* PROVIDED INFORMATION *
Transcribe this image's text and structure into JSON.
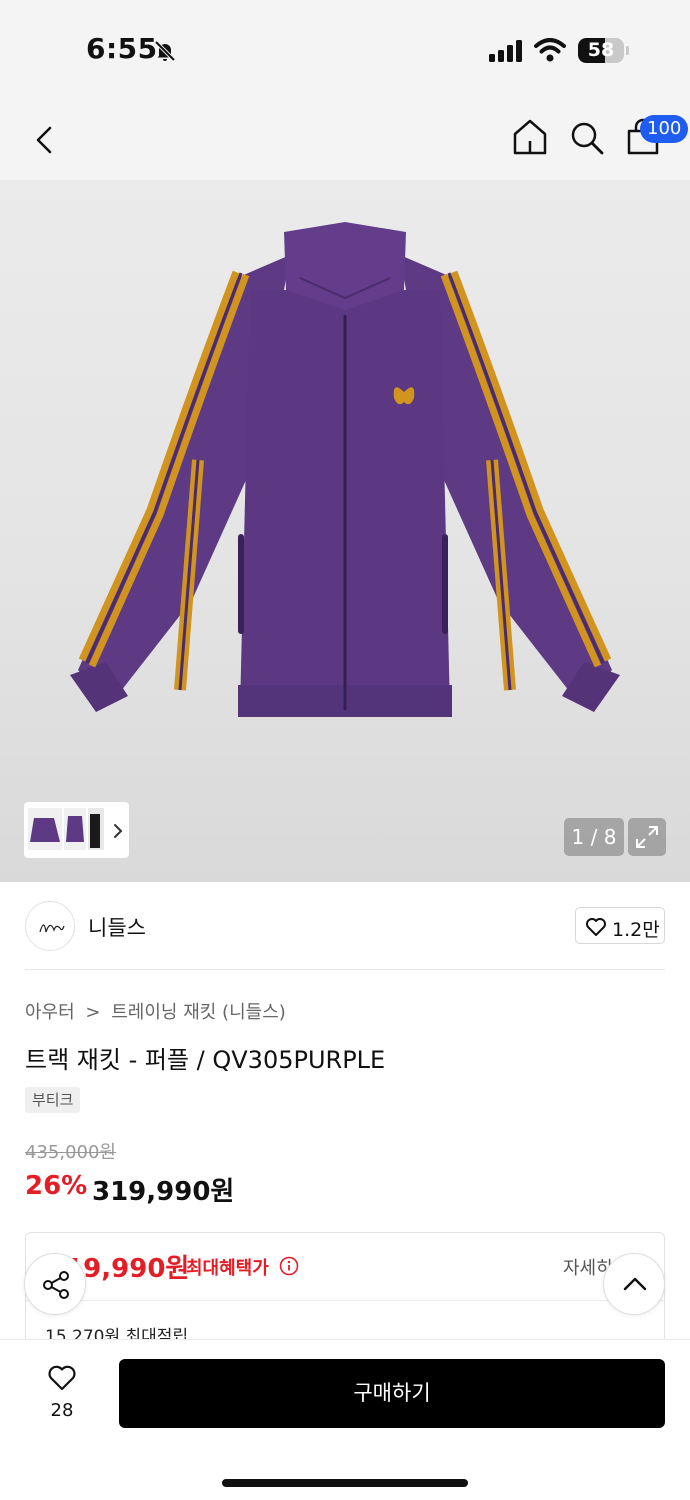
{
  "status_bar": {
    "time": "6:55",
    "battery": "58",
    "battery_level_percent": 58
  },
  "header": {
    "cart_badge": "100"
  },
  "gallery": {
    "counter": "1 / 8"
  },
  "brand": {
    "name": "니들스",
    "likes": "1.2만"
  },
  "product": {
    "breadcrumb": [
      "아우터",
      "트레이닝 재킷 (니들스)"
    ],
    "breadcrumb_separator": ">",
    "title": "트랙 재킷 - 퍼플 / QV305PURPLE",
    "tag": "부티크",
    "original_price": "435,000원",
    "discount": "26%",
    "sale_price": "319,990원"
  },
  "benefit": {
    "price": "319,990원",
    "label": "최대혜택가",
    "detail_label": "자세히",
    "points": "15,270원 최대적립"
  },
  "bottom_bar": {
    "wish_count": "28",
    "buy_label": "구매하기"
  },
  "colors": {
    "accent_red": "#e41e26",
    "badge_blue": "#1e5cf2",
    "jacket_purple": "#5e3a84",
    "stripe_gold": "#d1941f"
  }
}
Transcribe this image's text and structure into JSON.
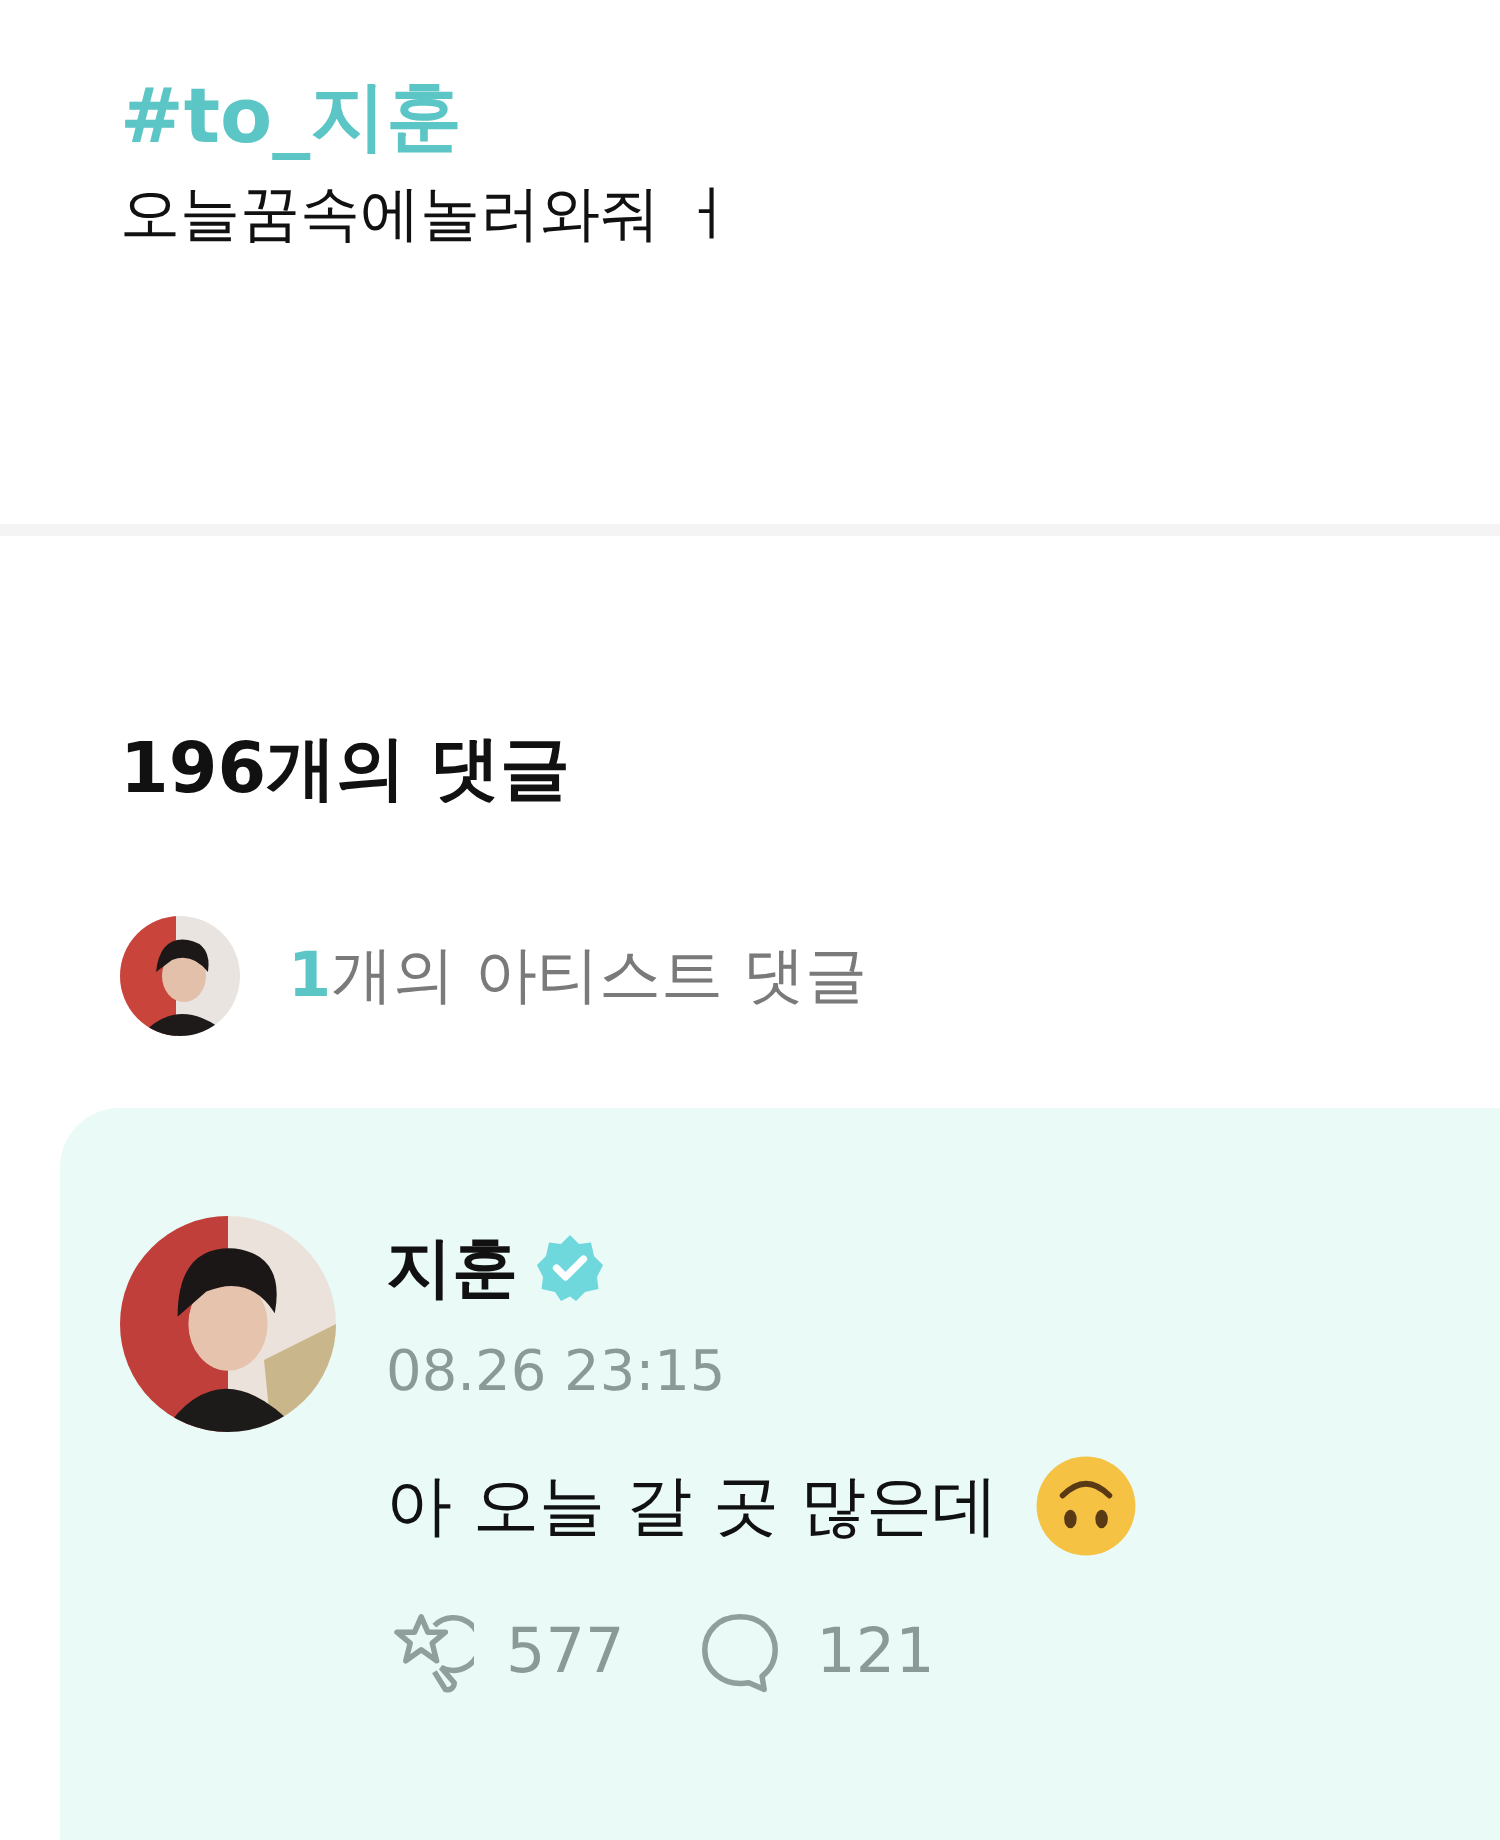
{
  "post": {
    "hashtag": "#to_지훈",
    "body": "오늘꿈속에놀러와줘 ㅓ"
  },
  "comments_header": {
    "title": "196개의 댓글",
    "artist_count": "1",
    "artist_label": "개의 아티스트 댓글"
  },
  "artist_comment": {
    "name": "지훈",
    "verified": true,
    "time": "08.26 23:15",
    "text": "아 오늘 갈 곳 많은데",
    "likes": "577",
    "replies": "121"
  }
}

* WRITTEN EXERCISE *
The pictures should not be reproduced; quote all of the other material exactly.

* TASK ANSWER *
Transcribe this image's text and structure into JSON.
{
  "status_bar": {
    "time": "6:55",
    "battery": "58",
    "battery_level_percent": 58
  },
  "header": {
    "cart_badge": "100"
  },
  "gallery": {
    "counter": "1 / 8"
  },
  "brand": {
    "name": "니들스",
    "likes": "1.2만"
  },
  "product": {
    "breadcrumb": [
      "아우터",
      "트레이닝 재킷 (니들스)"
    ],
    "breadcrumb_separator": ">",
    "title": "트랙 재킷 - 퍼플 / QV305PURPLE",
    "tag": "부티크",
    "original_price": "435,000원",
    "discount": "26%",
    "sale_price": "319,990원"
  },
  "benefit": {
    "price": "319,990원",
    "label": "최대혜택가",
    "detail_label": "자세히",
    "points": "15,270원 최대적립"
  },
  "bottom_bar": {
    "wish_count": "28",
    "buy_label": "구매하기"
  },
  "colors": {
    "accent_red": "#e41e26",
    "badge_blue": "#1e5cf2",
    "jacket_purple": "#5e3a84",
    "stripe_gold": "#d1941f"
  }
}
Transcribe this image's text and structure into JSON.
{
  "post": {
    "hashtag": "#to_지훈",
    "body": "오늘꿈속에놀러와줘 ㅓ"
  },
  "comments_header": {
    "title": "196개의 댓글",
    "artist_count": "1",
    "artist_label": "개의 아티스트 댓글"
  },
  "artist_comment": {
    "name": "지훈",
    "verified": true,
    "time": "08.26 23:15",
    "text": "아 오늘 갈 곳 많은데",
    "likes": "577",
    "replies": "121"
  }
}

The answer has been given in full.